• _What you will do_
Give back the records below exactly, every one, with no pictures.

• _Supplied information_
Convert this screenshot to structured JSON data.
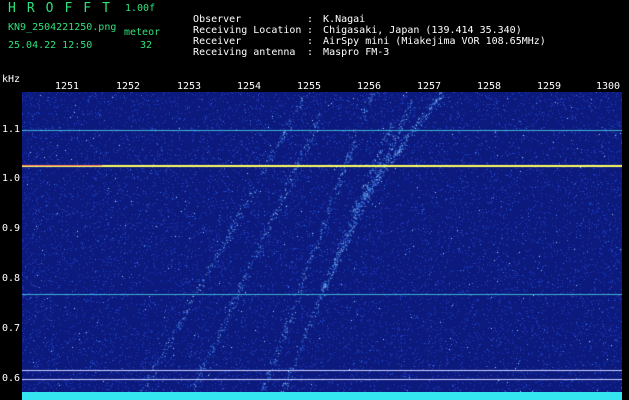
{
  "header": {
    "title": "HROFFT",
    "version": "1.00f",
    "filename": "KN9_2504221250.png",
    "meteor_label": "meteor",
    "datetime": "25.04.22 12:50",
    "meteor_count": "32"
  },
  "info": [
    {
      "label": "Observer",
      "value": "K.Nagai"
    },
    {
      "label": "Receiving Location",
      "value": "Chigasaki, Japan (139.414 35.340)"
    },
    {
      "label": "Receiver",
      "value": "AirSpy mini (Miakejima VOR 108.65MHz)"
    },
    {
      "label": "Receiving antenna",
      "value": "Maspro FM-3"
    }
  ],
  "axis": {
    "y_unit": "kHz",
    "x_ticks": [
      "1251",
      "1252",
      "1253",
      "1254",
      "1255",
      "1256",
      "1257",
      "1258",
      "1259",
      "1300"
    ],
    "y_ticks": [
      "1.1",
      "1.0",
      "0.9",
      "0.8",
      "0.7",
      "0.6"
    ]
  },
  "colors": {
    "background": "#000000",
    "header_text": "#2fe07a",
    "plot_bg": "#0d1d8a",
    "carrier_line": "#ffff60",
    "footer_bar": "#35e6f0"
  }
}
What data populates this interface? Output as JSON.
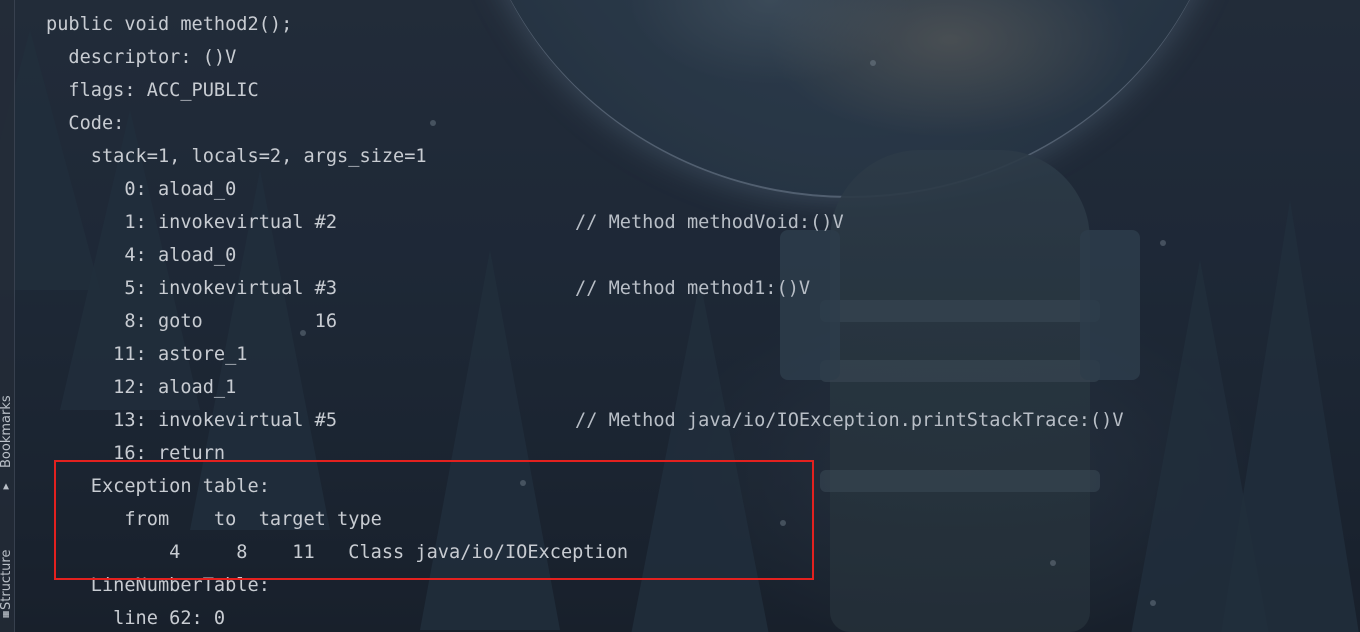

• _Right answer_
Convert this screenshot to structured JSON data.
{
  "header": {
    "title": "HROFFT",
    "version": "1.00f",
    "filename": "KN9_2504221250.png",
    "meteor_label": "meteor",
    "datetime": "25.04.22 12:50",
    "meteor_count": "32"
  },
  "info": [
    {
      "label": "Observer",
      "value": "K.Nagai"
    },
    {
      "label": "Receiving Location",
      "value": "Chigasaki, Japan (139.414 35.340)"
    },
    {
      "label": "Receiver",
      "value": "AirSpy mini (Miakejima VOR 108.65MHz)"
    },
    {
      "label": "Receiving antenna",
      "value": "Maspro FM-3"
    }
  ],
  "axis": {
    "y_unit": "kHz",
    "x_ticks": [
      "1251",
      "1252",
      "1253",
      "1254",
      "1255",
      "1256",
      "1257",
      "1258",
      "1259",
      "1300"
    ],
    "y_ticks": [
      "1.1",
      "1.0",
      "0.9",
      "0.8",
      "0.7",
      "0.6"
    ]
  },
  "colors": {
    "background": "#000000",
    "header_text": "#2fe07a",
    "plot_bg": "#0d1d8a",
    "carrier_line": "#ffff60",
    "footer_bar": "#35e6f0"
  }
}
What data populates this interface? Output as JSON.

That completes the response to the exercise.